─── Data to use ───
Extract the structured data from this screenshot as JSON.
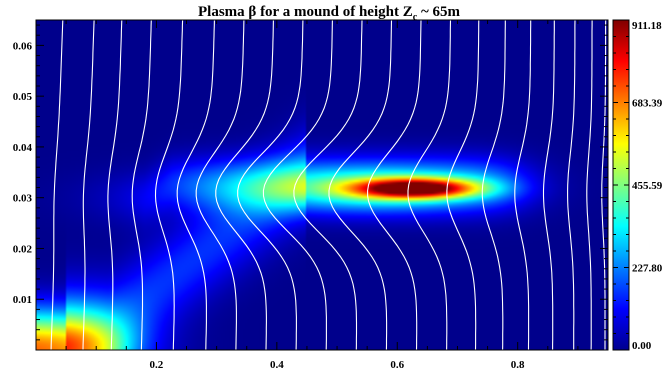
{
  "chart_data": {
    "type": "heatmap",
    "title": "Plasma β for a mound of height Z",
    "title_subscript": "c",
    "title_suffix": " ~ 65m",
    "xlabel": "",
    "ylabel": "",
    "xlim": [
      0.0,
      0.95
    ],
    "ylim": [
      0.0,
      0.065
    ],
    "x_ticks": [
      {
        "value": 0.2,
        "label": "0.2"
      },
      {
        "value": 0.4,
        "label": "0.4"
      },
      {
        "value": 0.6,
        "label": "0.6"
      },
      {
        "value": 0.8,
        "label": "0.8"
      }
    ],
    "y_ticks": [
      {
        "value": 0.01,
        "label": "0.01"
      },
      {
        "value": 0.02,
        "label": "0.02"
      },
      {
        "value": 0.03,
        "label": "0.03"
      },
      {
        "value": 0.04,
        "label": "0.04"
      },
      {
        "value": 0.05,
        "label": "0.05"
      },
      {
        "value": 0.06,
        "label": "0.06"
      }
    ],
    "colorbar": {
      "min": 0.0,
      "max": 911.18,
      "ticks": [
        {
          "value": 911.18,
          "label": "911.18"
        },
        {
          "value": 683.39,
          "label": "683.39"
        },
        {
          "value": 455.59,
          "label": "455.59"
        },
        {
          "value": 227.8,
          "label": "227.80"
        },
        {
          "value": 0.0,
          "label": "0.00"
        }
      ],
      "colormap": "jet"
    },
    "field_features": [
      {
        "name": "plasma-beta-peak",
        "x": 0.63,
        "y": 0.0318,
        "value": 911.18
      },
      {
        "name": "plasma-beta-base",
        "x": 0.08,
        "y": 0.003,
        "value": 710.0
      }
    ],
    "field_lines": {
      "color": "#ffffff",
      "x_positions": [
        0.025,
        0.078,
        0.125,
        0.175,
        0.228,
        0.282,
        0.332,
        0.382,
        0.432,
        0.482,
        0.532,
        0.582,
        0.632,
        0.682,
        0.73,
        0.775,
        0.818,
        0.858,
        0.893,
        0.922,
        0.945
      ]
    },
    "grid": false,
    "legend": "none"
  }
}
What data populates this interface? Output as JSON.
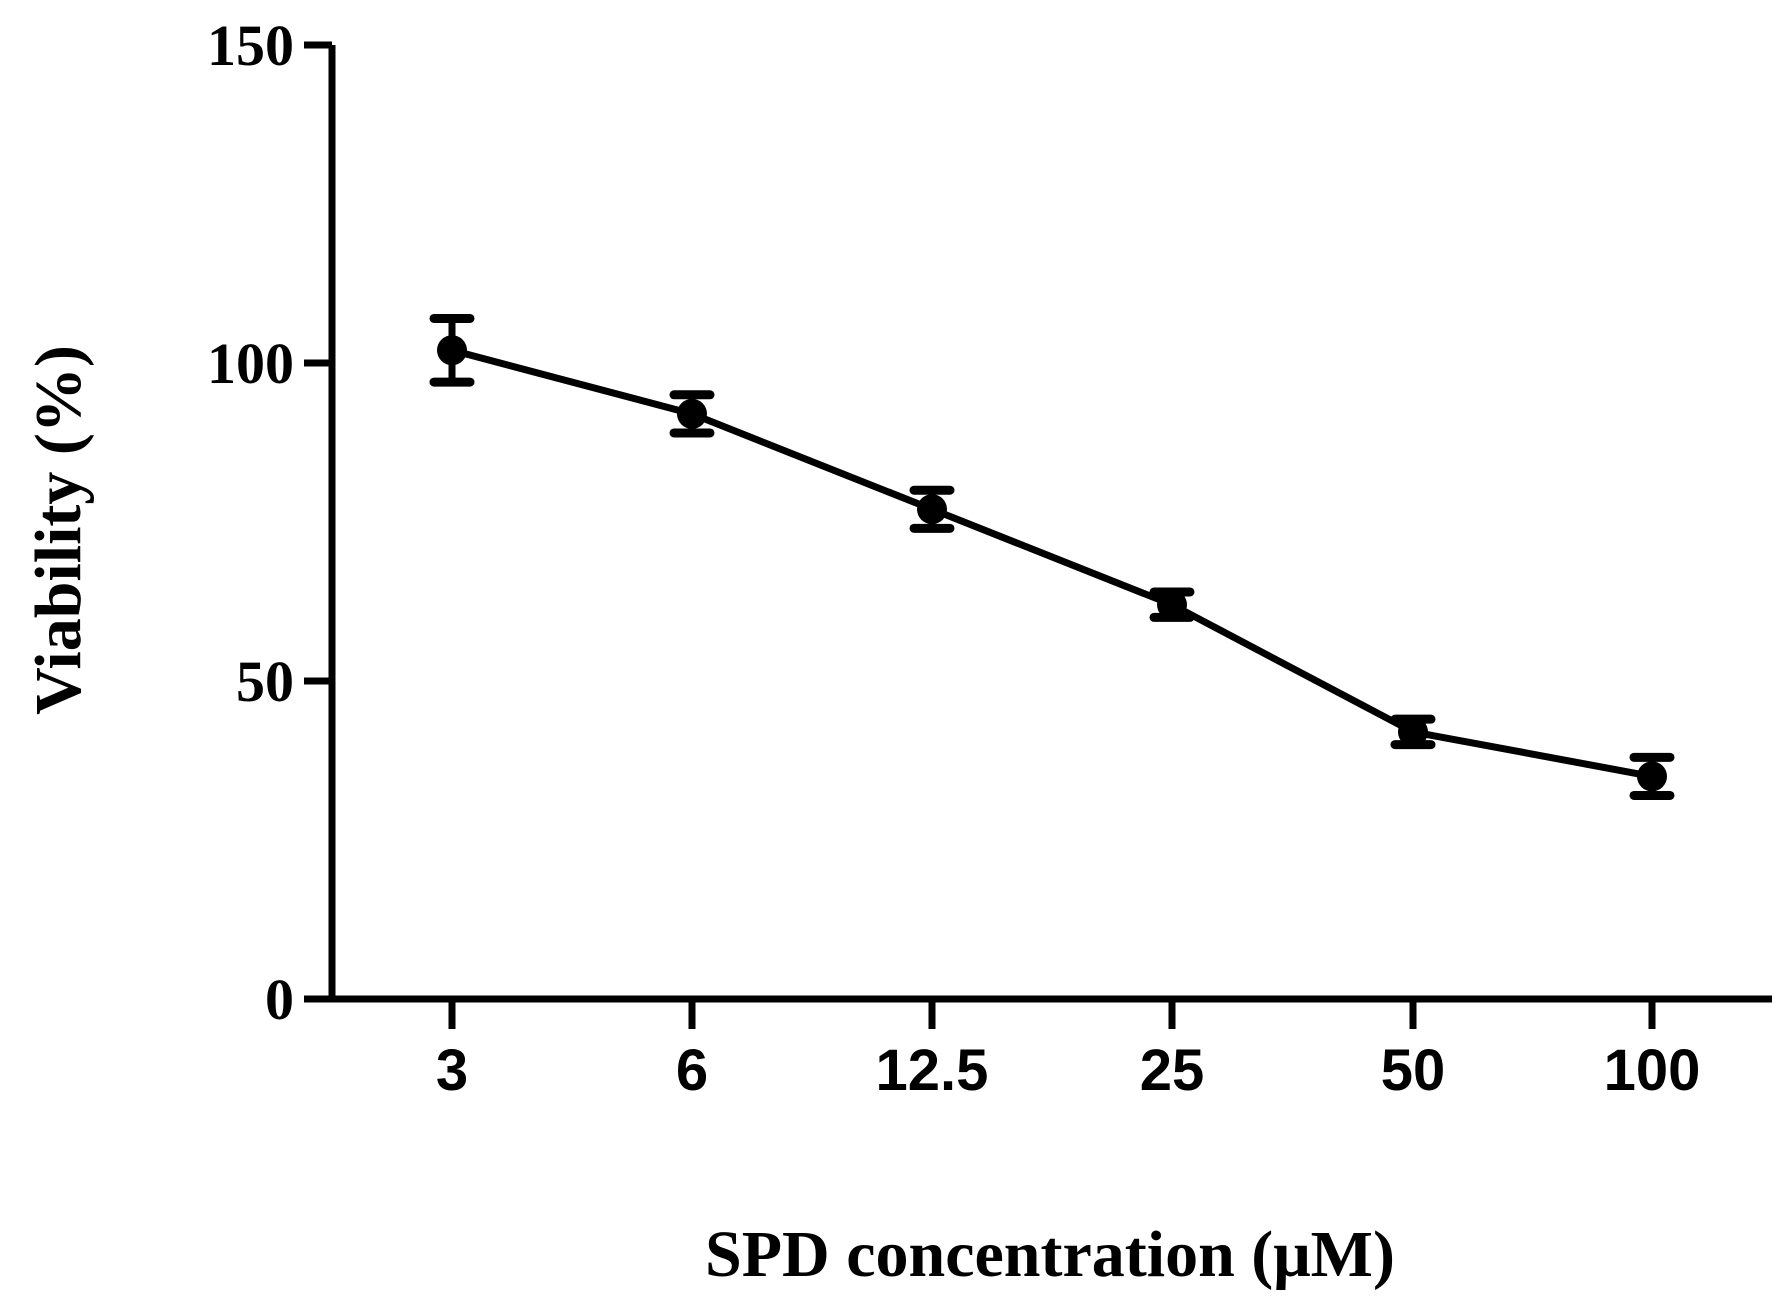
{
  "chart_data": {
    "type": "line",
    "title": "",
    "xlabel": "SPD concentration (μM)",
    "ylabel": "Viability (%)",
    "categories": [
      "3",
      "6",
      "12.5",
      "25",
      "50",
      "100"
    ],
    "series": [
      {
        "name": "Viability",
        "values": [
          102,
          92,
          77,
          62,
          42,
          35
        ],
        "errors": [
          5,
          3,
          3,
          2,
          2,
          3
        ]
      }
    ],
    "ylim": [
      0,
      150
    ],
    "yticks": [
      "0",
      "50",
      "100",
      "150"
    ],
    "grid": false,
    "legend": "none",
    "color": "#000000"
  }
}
───
> What you need to do
Restate the whole listing above exactly, please, omitting every image.

> In response
Extract the structured data from this screenshot as JSON.
{
  "chart_data": {
    "type": "heatmap",
    "title": "Plasma β for a mound of height Z",
    "title_subscript": "c",
    "title_suffix": " ~ 65m",
    "xlabel": "",
    "ylabel": "",
    "xlim": [
      0.0,
      0.95
    ],
    "ylim": [
      0.0,
      0.065
    ],
    "x_ticks": [
      {
        "value": 0.2,
        "label": "0.2"
      },
      {
        "value": 0.4,
        "label": "0.4"
      },
      {
        "value": 0.6,
        "label": "0.6"
      },
      {
        "value": 0.8,
        "label": "0.8"
      }
    ],
    "y_ticks": [
      {
        "value": 0.01,
        "label": "0.01"
      },
      {
        "value": 0.02,
        "label": "0.02"
      },
      {
        "value": 0.03,
        "label": "0.03"
      },
      {
        "value": 0.04,
        "label": "0.04"
      },
      {
        "value": 0.05,
        "label": "0.05"
      },
      {
        "value": 0.06,
        "label": "0.06"
      }
    ],
    "colorbar": {
      "min": 0.0,
      "max": 911.18,
      "ticks": [
        {
          "value": 911.18,
          "label": "911.18"
        },
        {
          "value": 683.39,
          "label": "683.39"
        },
        {
          "value": 455.59,
          "label": "455.59"
        },
        {
          "value": 227.8,
          "label": "227.80"
        },
        {
          "value": 0.0,
          "label": "0.00"
        }
      ],
      "colormap": "jet"
    },
    "field_features": [
      {
        "name": "plasma-beta-peak",
        "x": 0.63,
        "y": 0.0318,
        "value": 911.18
      },
      {
        "name": "plasma-beta-base",
        "x": 0.08,
        "y": 0.003,
        "value": 710.0
      }
    ],
    "field_lines": {
      "color": "#ffffff",
      "x_positions": [
        0.025,
        0.078,
        0.125,
        0.175,
        0.228,
        0.282,
        0.332,
        0.382,
        0.432,
        0.482,
        0.532,
        0.582,
        0.632,
        0.682,
        0.73,
        0.775,
        0.818,
        0.858,
        0.893,
        0.922,
        0.945
      ]
    },
    "grid": false,
    "legend": "none"
  }
}
What data populates this interface? Output as JSON.
{
  "chart_data": {
    "type": "line",
    "title": "",
    "xlabel": "SPD concentration (μM)",
    "ylabel": "Viability (%)",
    "categories": [
      "3",
      "6",
      "12.5",
      "25",
      "50",
      "100"
    ],
    "series": [
      {
        "name": "Viability",
        "values": [
          102,
          92,
          77,
          62,
          42,
          35
        ],
        "errors": [
          5,
          3,
          3,
          2,
          2,
          3
        ]
      }
    ],
    "ylim": [
      0,
      150
    ],
    "yticks": [
      "0",
      "50",
      "100",
      "150"
    ],
    "grid": false,
    "legend": "none",
    "color": "#000000"
  }
}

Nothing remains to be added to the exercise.